**WRITTEN PROBLEM:** In the material below, find every line with "соответствия" and pull it out.

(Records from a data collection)
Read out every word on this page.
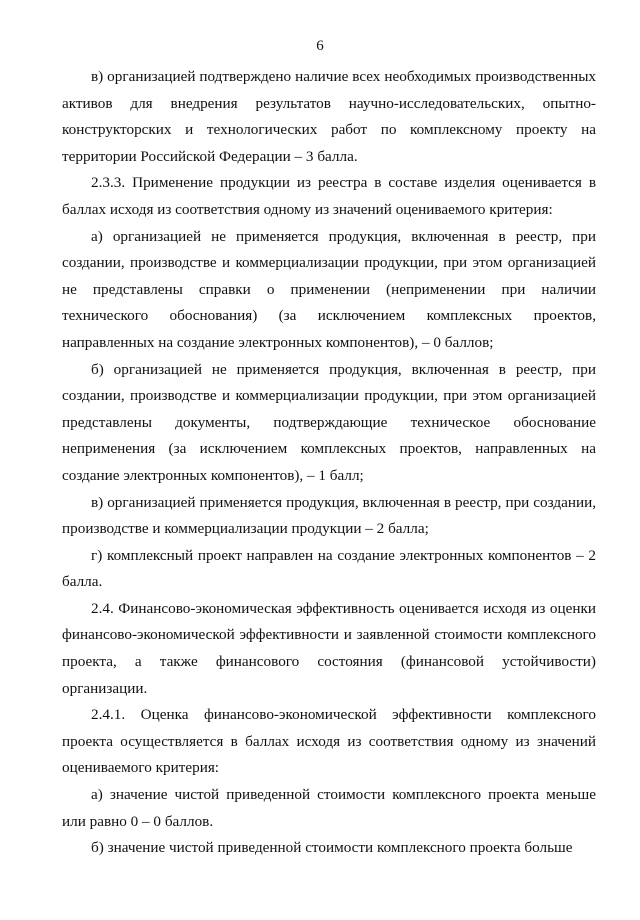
6

в) организацией подтверждено наличие всех необходимых производственных активов для внедрения результатов научно-исследовательских, опытно-конструкторских и технологических работ по комплексному проекту на территории Российской Федерации – 3 балла.

2.3.3. Применение продукции из реестра в составе изделия оценивается в баллах исходя из соответствия одному из значений оцениваемого критерия:

а) организацией не применяется продукция, включенная в реестр, при создании, производстве и коммерциализации продукции, при этом организацией не представлены справки о применении (неприменении при наличии технического обоснования) (за исключением комплексных проектов, направленных на создание электронных компонентов), – 0 баллов;

б) организацией не применяется продукция, включенная в реестр, при создании, производстве и коммерциализации продукции, при этом организацией представлены документы, подтверждающие техническое обоснование неприменения (за исключением комплексных проектов, направленных на создание электронных компонентов), – 1 балл;

в) организацией применяется продукция, включенная в реестр, при создании, производстве и коммерциализации продукции – 2 балла;

г) комплексный проект направлен на создание электронных компонентов – 2 балла.

2.4. Финансово-экономическая эффективность оценивается исходя из оценки финансово-экономической эффективности и заявленной стоимости комплексного проекта, а также финансового состояния (финансовой устойчивости) организации.

2.4.1. Оценка финансово-экономической эффективности комплексного проекта осуществляется в баллах исходя из соответствия одному из значений оцениваемого критерия:

а) значение чистой приведенной стоимости комплексного проекта меньше или равно 0 – 0 баллов.

б) значение чистой приведенной стоимости комплексного проекта больше
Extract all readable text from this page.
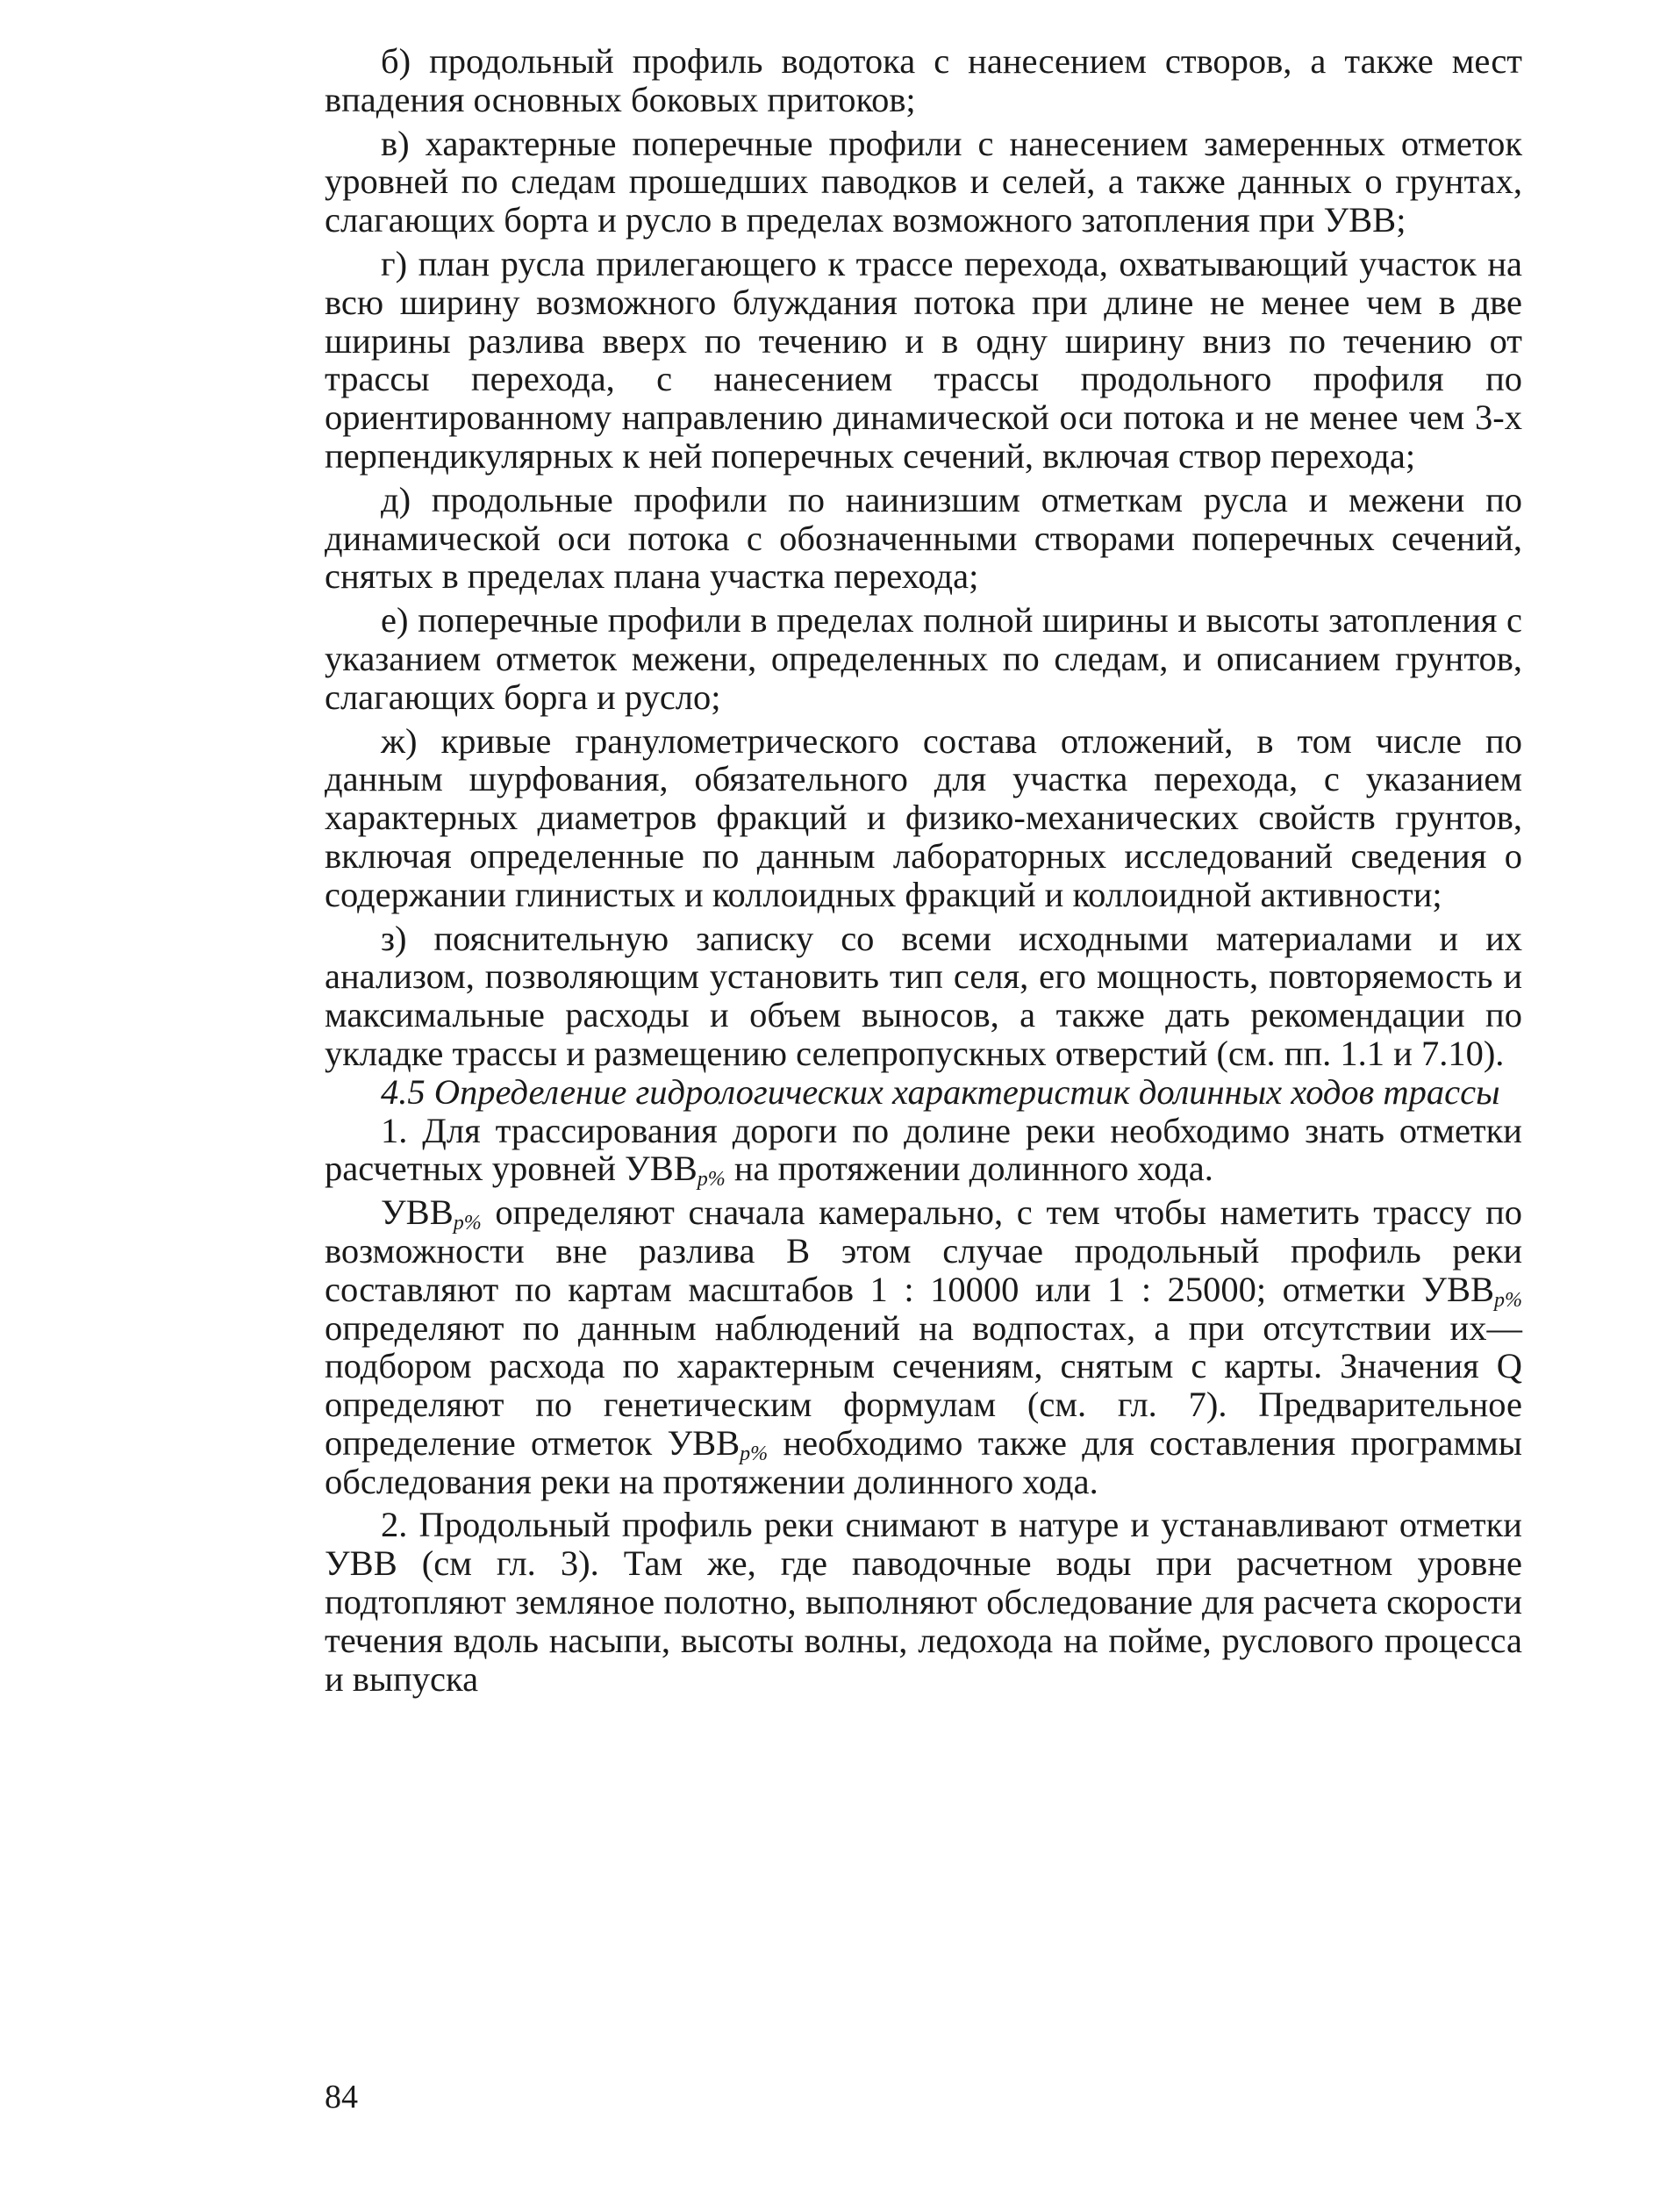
б) продольный профиль водотока с нанесением створов, а также мест впадения основных боковых притоков;

в) характерные поперечные профили с нанесением замеренных отметок уровней по следам прошедших паводков и селей, а также данных о грунтах, слагающих борта и русло в пределах возможного затопления при УВВ;

г) план русла прилегающего к трассе перехода, охватывающий участок на всю ширину возможного блуждания потока при длине не менее чем в две ширины разлива вверх по течению и в одну ширину вниз по течению от трассы перехода, с нанесением трассы продольного профиля по ориентированному направлению динамической оси потока и не менее чем 3-х перпендикулярных к ней поперечных сечений, включая створ перехода;

д) продольные профили по наинизшим отметкам русла и межени по динамической оси потока с обозначенными створами поперечных сечений, снятых в пределах плана участка перехода;

е) поперечные профили в пределах полной ширины и высоты затопления с указанием отметок межени, определенных по следам, и описанием грунтов, слагающих борга и русло;

ж) кривые гранулометрического состава отложений, в том числе по данным шурфования, обязательного для участка перехода, с указанием характерных диаметров фракций и физико-механических свойств грунтов, включая определенные по данным лабораторных исследований сведения о содержании глинистых и коллоидных фракций и коллоидной активности;

з) пояснительную записку со всеми исходными материалами и их анализом, позволяющим установить тип селя, его мощность, повторяемость и максимальные расходы и объем выносов, а также дать рекомендации по укладке трассы и размещению селепропускных отверстий (см. пп. 1.1 и 7.10).

4.5 Определение гидрологических характеристик долинных ходов трассы

1. Для трассирования дороги по долине реки необходимо знать отметки расчетных уровней $УВВ_{p\%}$ на протяжении долинного хода.

$УВВ_{p\%}$ определяют сначала камерально, с тем чтобы наметить трассу по возможности вне разлива В этом случае продольный профиль реки составляют по картам масштабов 1 : 10000 или 1 : 25000; отметки $УВВ_{p\%}$ определяют по данным наблюдений на водпостах, а при отсутствии их—подбором расхода по характерным сечениям, снятым с карты. Значения Q определяют по генетическим формулам (см. гл. 7). Предварительное определение отметок $УВВ_{p\%}$ необходимо также для составления программы обследования реки на протяжении долинного хода.

2. Продольный профиль реки снимают в натуре и устанавливают отметки УВВ (см гл. 3). Там же, где паводочные воды при расчетном уровне подтопляют земляное полотно, выполняют обследование для расчета скорости течения вдоль насыпи, высоты волны, ледохода на пойме, руслового процесса и выпуска

84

**TASK SOLUTION:**
2.3.3. Применение продукции из реестра в составе изделия оценивается в баллах исходя из соответствия одному из значений оцениваемого критерия:
2.4.1. Оценка финансово-экономической эффективности комплексного проекта осуществляется в баллах исходя из соответствия одному из значений оцениваемого критерия:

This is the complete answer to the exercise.